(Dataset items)
==*==

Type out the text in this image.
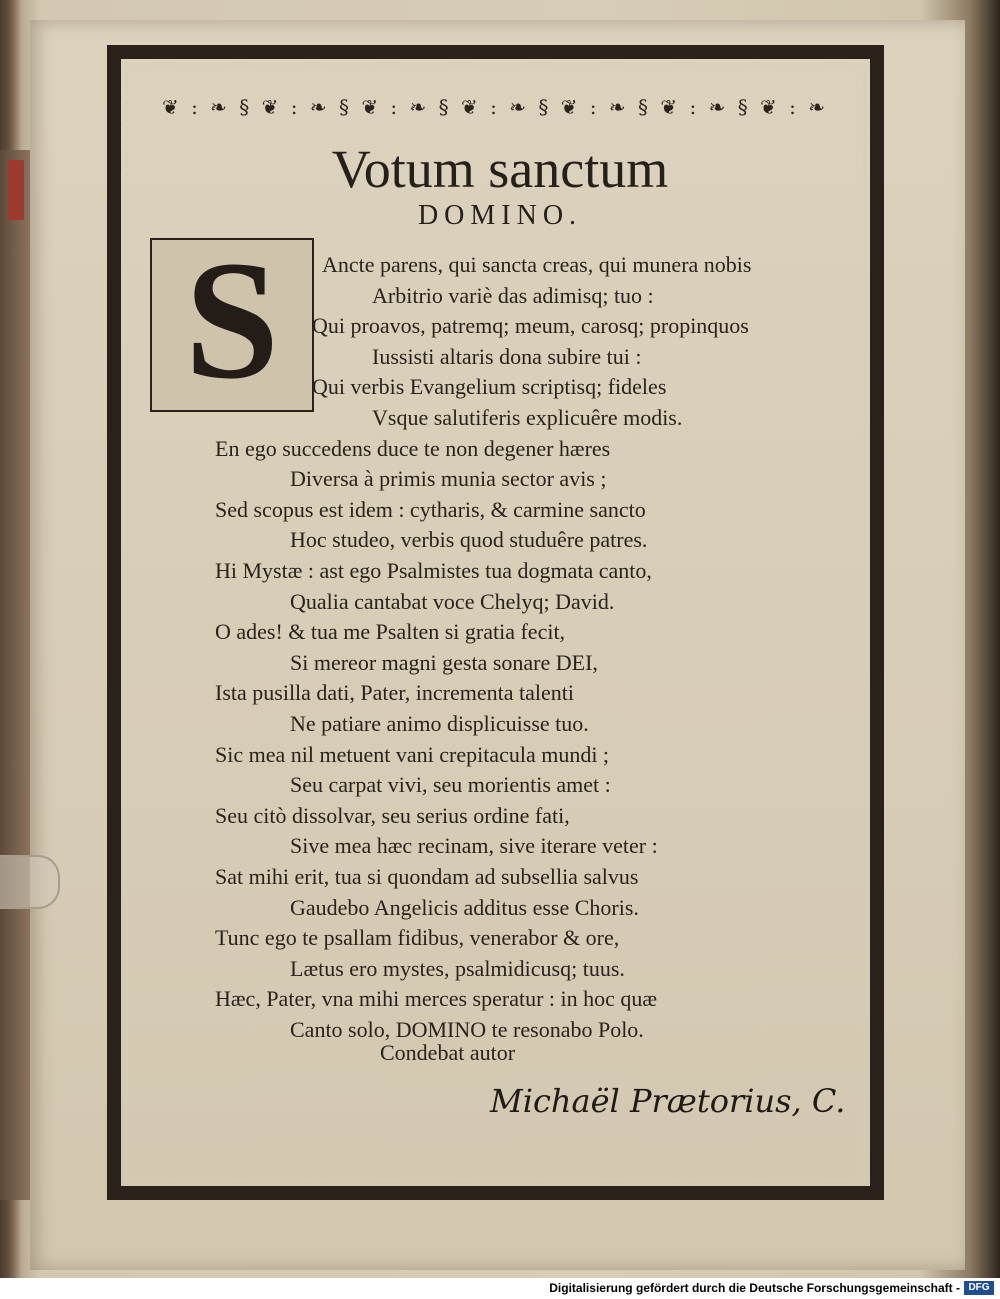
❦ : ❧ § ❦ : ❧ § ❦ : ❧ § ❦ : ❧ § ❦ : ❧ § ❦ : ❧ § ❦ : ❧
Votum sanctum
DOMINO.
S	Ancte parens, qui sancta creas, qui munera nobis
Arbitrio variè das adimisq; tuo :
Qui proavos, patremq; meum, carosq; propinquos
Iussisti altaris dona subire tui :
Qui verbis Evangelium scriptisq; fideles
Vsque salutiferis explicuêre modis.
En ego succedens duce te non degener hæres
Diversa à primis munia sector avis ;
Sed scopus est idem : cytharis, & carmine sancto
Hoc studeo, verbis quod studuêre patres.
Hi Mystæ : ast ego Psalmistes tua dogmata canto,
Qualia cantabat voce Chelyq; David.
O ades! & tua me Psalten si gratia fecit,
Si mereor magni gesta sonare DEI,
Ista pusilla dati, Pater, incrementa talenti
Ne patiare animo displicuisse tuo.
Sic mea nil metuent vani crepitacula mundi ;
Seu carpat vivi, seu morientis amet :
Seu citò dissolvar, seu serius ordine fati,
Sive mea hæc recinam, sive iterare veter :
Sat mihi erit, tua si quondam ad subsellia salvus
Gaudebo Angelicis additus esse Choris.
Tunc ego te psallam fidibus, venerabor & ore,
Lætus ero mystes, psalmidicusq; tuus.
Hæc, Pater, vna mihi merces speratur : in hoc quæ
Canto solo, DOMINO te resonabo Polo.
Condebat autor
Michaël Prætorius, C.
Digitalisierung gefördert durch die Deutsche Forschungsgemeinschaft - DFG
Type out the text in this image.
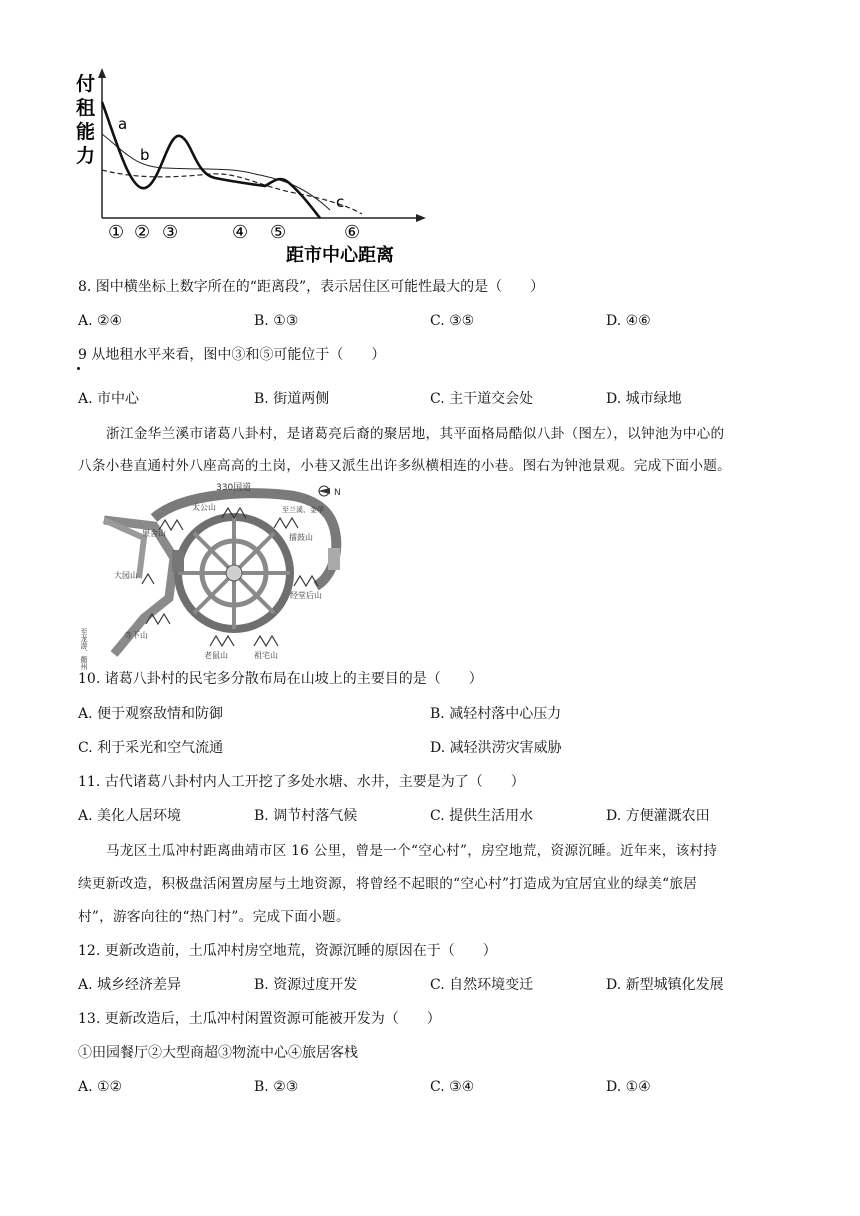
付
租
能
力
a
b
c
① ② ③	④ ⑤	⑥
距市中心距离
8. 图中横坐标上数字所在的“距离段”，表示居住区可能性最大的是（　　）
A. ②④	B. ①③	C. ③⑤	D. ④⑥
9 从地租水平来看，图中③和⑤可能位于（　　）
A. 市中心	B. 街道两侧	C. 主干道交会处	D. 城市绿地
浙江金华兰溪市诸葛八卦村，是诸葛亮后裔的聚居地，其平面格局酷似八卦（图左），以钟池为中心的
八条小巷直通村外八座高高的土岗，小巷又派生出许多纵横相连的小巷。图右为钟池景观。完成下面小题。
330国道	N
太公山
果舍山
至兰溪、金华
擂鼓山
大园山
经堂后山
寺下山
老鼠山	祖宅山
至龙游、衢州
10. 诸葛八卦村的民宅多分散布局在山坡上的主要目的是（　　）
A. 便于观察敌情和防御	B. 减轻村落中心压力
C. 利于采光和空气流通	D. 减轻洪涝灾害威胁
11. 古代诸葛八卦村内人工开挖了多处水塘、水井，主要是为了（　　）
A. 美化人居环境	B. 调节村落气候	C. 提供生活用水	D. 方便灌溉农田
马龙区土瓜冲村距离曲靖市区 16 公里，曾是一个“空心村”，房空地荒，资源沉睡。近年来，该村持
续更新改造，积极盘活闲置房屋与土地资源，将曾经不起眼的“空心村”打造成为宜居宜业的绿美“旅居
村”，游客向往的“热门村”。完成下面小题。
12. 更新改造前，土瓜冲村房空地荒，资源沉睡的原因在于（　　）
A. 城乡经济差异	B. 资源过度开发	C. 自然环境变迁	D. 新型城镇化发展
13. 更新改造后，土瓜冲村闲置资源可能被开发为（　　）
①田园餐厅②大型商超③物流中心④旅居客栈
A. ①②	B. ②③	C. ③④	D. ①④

==*==

Ignore the images and quote every line of the listing exactly.

Type out the text in this image.
❦ : ❧ § ❦ : ❧ § ❦ : ❧ § ❦ : ❧ § ❦ : ❧ § ❦ : ❧ § ❦ : ❧
Votum sanctum
DOMINO.
S	Ancte parens, qui sancta creas, qui munera nobis
Arbitrio variè das adimisq; tuo :
Qui proavos, patremq; meum, carosq; propinquos
Iussisti altaris dona subire tui :
Qui verbis Evangelium scriptisq; fideles
Vsque salutiferis explicuêre modis.
En ego succedens duce te non degener hæres
Diversa à primis munia sector avis ;
Sed scopus est idem : cytharis, & carmine sancto
Hoc studeo, verbis quod studuêre patres.
Hi Mystæ : ast ego Psalmistes tua dogmata canto,
Qualia cantabat voce Chelyq; David.
O ades! & tua me Psalten si gratia fecit,
Si mereor magni gesta sonare DEI,
Ista pusilla dati, Pater, incrementa talenti
Ne patiare animo displicuisse tuo.
Sic mea nil metuent vani crepitacula mundi ;
Seu carpat vivi, seu morientis amet :
Seu citò dissolvar, seu serius ordine fati,
Sive mea hæc recinam, sive iterare veter :
Sat mihi erit, tua si quondam ad subsellia salvus
Gaudebo Angelicis additus esse Choris.
Tunc ego te psallam fidibus, venerabor & ore,
Lætus ero mystes, psalmidicusq; tuus.
Hæc, Pater, vna mihi merces speratur : in hoc quæ
Canto solo, DOMINO te resonabo Polo.
Condebat autor
Michaël Prætorius, C.
Digitalisierung gefördert durch die Deutsche Forschungsgemeinschaft - DFG
Type out the text in this image.
付
租
能
力
a
b
c
① ② ③	④ ⑤	⑥
距市中心距离
8. 图中横坐标上数字所在的“距离段”，表示居住区可能性最大的是（　　）
A. ②④	B. ①③	C. ③⑤	D. ④⑥
9 从地租水平来看，图中③和⑤可能位于（　　）
A. 市中心	B. 街道两侧	C. 主干道交会处	D. 城市绿地
浙江金华兰溪市诸葛八卦村，是诸葛亮后裔的聚居地，其平面格局酷似八卦（图左），以钟池为中心的
八条小巷直通村外八座高高的土岗，小巷又派生出许多纵横相连的小巷。图右为钟池景观。完成下面小题。
330国道	N
太公山
果舍山
至兰溪、金华
擂鼓山
大园山
经堂后山
寺下山
老鼠山	祖宅山
至龙游、衢州
10. 诸葛八卦村的民宅多分散布局在山坡上的主要目的是（　　）
A. 便于观察敌情和防御	B. 减轻村落中心压力
C. 利于采光和空气流通	D. 减轻洪涝灾害威胁
11. 古代诸葛八卦村内人工开挖了多处水塘、水井，主要是为了（　　）
A. 美化人居环境	B. 调节村落气候	C. 提供生活用水	D. 方便灌溉农田
马龙区土瓜冲村距离曲靖市区 16 公里，曾是一个“空心村”，房空地荒，资源沉睡。近年来，该村持
续更新改造，积极盘活闲置房屋与土地资源，将曾经不起眼的“空心村”打造成为宜居宜业的绿美“旅居
村”，游客向往的“热门村”。完成下面小题。
12. 更新改造前，土瓜冲村房空地荒，资源沉睡的原因在于（　　）
A. 城乡经济差异	B. 资源过度开发	C. 自然环境变迁	D. 新型城镇化发展
13. 更新改造后，土瓜冲村闲置资源可能被开发为（　　）
①田园餐厅②大型商超③物流中心④旅居客栈
A. ①②	B. ②③	C. ③④	D. ①④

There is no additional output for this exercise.